---------- RECORDS

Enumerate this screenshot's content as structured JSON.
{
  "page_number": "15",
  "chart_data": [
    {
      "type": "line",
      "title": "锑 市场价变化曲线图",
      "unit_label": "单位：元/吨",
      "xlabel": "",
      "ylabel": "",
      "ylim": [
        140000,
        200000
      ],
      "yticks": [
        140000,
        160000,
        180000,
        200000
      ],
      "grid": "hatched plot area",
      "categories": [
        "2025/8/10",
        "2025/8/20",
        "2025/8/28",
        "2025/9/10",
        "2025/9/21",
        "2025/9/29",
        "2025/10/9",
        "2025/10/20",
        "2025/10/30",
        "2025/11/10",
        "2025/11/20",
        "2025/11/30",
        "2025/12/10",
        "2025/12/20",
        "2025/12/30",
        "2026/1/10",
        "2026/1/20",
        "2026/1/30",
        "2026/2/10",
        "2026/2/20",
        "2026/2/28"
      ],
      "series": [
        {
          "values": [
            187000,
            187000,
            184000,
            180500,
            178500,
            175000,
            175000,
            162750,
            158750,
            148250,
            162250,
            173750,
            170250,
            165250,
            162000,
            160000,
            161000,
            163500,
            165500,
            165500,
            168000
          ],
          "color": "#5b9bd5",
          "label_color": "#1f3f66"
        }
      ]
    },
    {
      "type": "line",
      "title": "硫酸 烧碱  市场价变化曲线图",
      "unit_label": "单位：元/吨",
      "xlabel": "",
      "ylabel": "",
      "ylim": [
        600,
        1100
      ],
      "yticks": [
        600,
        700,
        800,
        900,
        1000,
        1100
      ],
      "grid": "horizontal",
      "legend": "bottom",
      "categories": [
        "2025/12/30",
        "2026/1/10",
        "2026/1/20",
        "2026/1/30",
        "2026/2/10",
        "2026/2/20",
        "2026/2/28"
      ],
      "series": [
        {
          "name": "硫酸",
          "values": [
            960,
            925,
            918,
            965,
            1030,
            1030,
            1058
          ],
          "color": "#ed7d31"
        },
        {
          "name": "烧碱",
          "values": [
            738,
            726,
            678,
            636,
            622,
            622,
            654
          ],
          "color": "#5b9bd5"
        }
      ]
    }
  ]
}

--------------------

Select and copy every line of the listing with the word "grid".

EXERCISE ANSWER
      "grid": "hatched plot area",
      "grid": "horizontal",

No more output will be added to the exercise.